● FRAGMENTO DE LECTURA:

Quienes tienen ingresos saludables de seis y siete cifras se definen a sí mismos en oposición a «los ricos», a quienes describen como codiciosos, materialistas, ostentosos, privilegiados, etc. Los multimillonarios generalmente se consideran parte de la «clase media», y los más sofisticados retratan las exhibiciones abiertas de riqueza como algo de mal gusto.
La mayoría de los millonarios estadounidenses actuales, especialmente aquellos vinculados a industrias de la economía simbólica, se presentan como modelos de humildad: adoptan vestimenta informal y practican el "consumo discreto." A menudo declaran un compromiso ferviente con la filantropía y la solución de problemas sociales.
Esta narrativa proyecta una imagen peculiar: parece que nadie está realmente al mando, nadie busca activamente riqueza o estatus, y los privilegios que poseen son casi una carga involuntaria, fruto de un talento excepcional. Según esta lógica, su posición en la cima no es el resultado de una búsqueda intencional de poder, sino un subproducto inevitable de su genio.
A pesar de su influencia, estas élites rara vez asumen responsabilidad por las desigualdades o crisis sociales. Sin embargo, en un giro paradójico, la solución que proponen con frecuencia implica dar aún más poder y autonomía a personas como ellas, consolidando así su rol como supuestos benefactores indispensables del sistema que perpetúan.

● MATERIAL PROPORCIONADO:
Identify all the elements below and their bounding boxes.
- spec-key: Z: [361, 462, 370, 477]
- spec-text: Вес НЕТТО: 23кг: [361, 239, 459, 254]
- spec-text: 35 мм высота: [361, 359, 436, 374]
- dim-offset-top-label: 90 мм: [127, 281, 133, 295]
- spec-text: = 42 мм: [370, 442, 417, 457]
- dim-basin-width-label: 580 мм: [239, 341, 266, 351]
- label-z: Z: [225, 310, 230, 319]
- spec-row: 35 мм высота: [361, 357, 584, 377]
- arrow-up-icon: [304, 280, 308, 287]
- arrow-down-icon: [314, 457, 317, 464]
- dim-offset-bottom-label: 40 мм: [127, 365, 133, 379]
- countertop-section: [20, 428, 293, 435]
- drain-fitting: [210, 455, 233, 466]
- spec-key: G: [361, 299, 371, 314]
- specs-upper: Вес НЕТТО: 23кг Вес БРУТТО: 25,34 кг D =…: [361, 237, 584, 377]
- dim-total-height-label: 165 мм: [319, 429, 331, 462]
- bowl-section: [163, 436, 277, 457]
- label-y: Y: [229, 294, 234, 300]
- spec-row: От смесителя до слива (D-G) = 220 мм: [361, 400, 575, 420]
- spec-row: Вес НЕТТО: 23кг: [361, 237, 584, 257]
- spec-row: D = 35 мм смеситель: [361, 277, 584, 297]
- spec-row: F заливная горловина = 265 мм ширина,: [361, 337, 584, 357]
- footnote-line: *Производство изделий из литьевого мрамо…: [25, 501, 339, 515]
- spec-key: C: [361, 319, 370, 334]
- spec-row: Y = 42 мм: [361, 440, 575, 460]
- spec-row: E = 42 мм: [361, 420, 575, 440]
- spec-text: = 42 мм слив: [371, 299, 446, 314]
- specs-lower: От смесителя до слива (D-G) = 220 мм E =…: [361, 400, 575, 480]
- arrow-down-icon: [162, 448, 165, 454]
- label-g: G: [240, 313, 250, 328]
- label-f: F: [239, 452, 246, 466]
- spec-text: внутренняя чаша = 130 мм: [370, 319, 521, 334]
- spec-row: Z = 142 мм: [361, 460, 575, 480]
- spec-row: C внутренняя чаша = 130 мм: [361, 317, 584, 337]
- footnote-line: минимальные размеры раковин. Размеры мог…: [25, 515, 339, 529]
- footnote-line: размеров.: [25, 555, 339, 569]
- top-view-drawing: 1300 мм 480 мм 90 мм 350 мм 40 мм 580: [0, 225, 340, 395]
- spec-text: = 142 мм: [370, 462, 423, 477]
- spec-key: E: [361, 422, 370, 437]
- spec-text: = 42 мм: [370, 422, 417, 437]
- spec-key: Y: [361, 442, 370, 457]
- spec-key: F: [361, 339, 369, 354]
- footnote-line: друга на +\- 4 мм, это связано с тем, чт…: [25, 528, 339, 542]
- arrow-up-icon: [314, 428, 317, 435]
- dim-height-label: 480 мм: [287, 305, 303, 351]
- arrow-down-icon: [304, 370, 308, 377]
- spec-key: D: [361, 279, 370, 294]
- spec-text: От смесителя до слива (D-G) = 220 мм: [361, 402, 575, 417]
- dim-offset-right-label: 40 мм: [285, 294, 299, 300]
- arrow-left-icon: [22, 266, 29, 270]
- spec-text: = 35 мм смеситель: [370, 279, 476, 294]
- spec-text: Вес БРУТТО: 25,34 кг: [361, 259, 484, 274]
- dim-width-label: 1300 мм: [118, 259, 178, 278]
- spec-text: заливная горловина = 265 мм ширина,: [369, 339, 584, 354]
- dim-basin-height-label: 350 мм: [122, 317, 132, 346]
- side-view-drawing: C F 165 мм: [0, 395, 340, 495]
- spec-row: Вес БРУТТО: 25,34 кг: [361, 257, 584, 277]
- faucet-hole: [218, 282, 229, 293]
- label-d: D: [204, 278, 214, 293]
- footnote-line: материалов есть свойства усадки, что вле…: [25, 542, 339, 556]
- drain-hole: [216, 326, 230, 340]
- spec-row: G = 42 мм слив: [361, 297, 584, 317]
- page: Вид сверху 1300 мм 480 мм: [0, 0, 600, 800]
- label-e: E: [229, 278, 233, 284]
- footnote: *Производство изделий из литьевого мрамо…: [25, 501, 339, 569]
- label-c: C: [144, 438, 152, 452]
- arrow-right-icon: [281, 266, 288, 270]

● TAREAS ASIGNADAS:
a) Duplica sin ningún cambio las entradas desde su comienzo hasta la línea que contiene «- spec-key: G: [361, 299, 371, 314]», ambas incluidas.
b) Por favor, prosigue el texto sobre la supuesta humildad de los ricos a partir del punto en que termina.

● RESPUESTAS POR TAREA:
a)
Identify all the elements below and their bounding boxes.
- spec-key: Z: [361, 462, 370, 477]
- spec-text: Вес НЕТТО: 23кг: [361, 239, 459, 254]
- spec-text: 35 мм высота: [361, 359, 436, 374]
- dim-offset-top-label: 90 мм: [127, 281, 133, 295]
- spec-text: = 42 мм: [370, 442, 417, 457]
- dim-basin-width-label: 580 мм: [239, 341, 266, 351]
- label-z: Z: [225, 310, 230, 319]
- spec-row: 35 мм высота: [361, 357, 584, 377]
- arrow-up-icon: [304, 280, 308, 287]
- arrow-down-icon: [314, 457, 317, 464]
- dim-offset-bottom-label: 40 мм: [127, 365, 133, 379]
- countertop-section: [20, 428, 293, 435]
- drain-fitting: [210, 455, 233, 466]
- spec-key: G: [361, 299, 371, 314]

b)
Por supuesto, no hablamos solo del 1 % de los más ricos, o no solamente. Hablamos del 20 % más privilegiado. El verdadero peligro, sobre todo porque son muchos más, son ellos. Después de todo, los multimillonarios difícilmente son capaces de crear, hacer cumplir, gestionar y perpetuar la sociedad y la cultura por sí solos. En cambio, los capitalistas simbólicos son indispensables para el funcionamiento del capitalismo contemporáneo en general. Es difícil entender cómo funciona cualquier proceso sistémico sin tener en cuenta a personas como nosotros (me incluyo, y también lo hace el sociólogo Musa Al-Gharbi en su libro We Have Never Been Woke):
Nosotros somos quienes dirigimos las organizaciones sin fines de lucro y las empresas de relaciones públicas a través de las cuales las superélites intentan blanquear su reputación. También somos quienes gestionamos las empresas financieras a través de las cuales blanquean su dinero y evitan pagar impuestos. Asimismo, normalmente somos quienes diseñamos e implementamos políticas corporativas y gubernamentales que explotan, empobrecen, engañan y oprimen. La gente "de arriba" puede establecer la agenda, pero somos nosotros quienes realmente hacemos que las cosas sucedan. Y para aquellos que tienen una queja contra una organización o institución, somos nosotros con quienes hay que contar para que se aborden sus problemas. Por ejemplo, un ciudadano que lucha por obtener beneficios del gobierno federal no puede plantear su problema directamente al presidente de los Estados Unidos. En cambio, se ve obligado a relacionarse con los funcionarios de la agencia que supervisa el programa en cuestión. Y estos burócratas a menudo tienen una amplia libertad para responder a los problemas que se les presentan, y por lo tanto ejercen un poder arbitrario significativo sobre las vidas de otras personas.
Sin duda, gran parte de lo que los capitalistas simbólicos diseñan, implementan, supervisan, sostienen y justifican se hace en nombre de las superélites, directa o indirectamente. Pero eso está lejos de ser todo. Los capitalistas simbólicos servimos a la riqueza, pero también tenemos una agencia y un poder significativos.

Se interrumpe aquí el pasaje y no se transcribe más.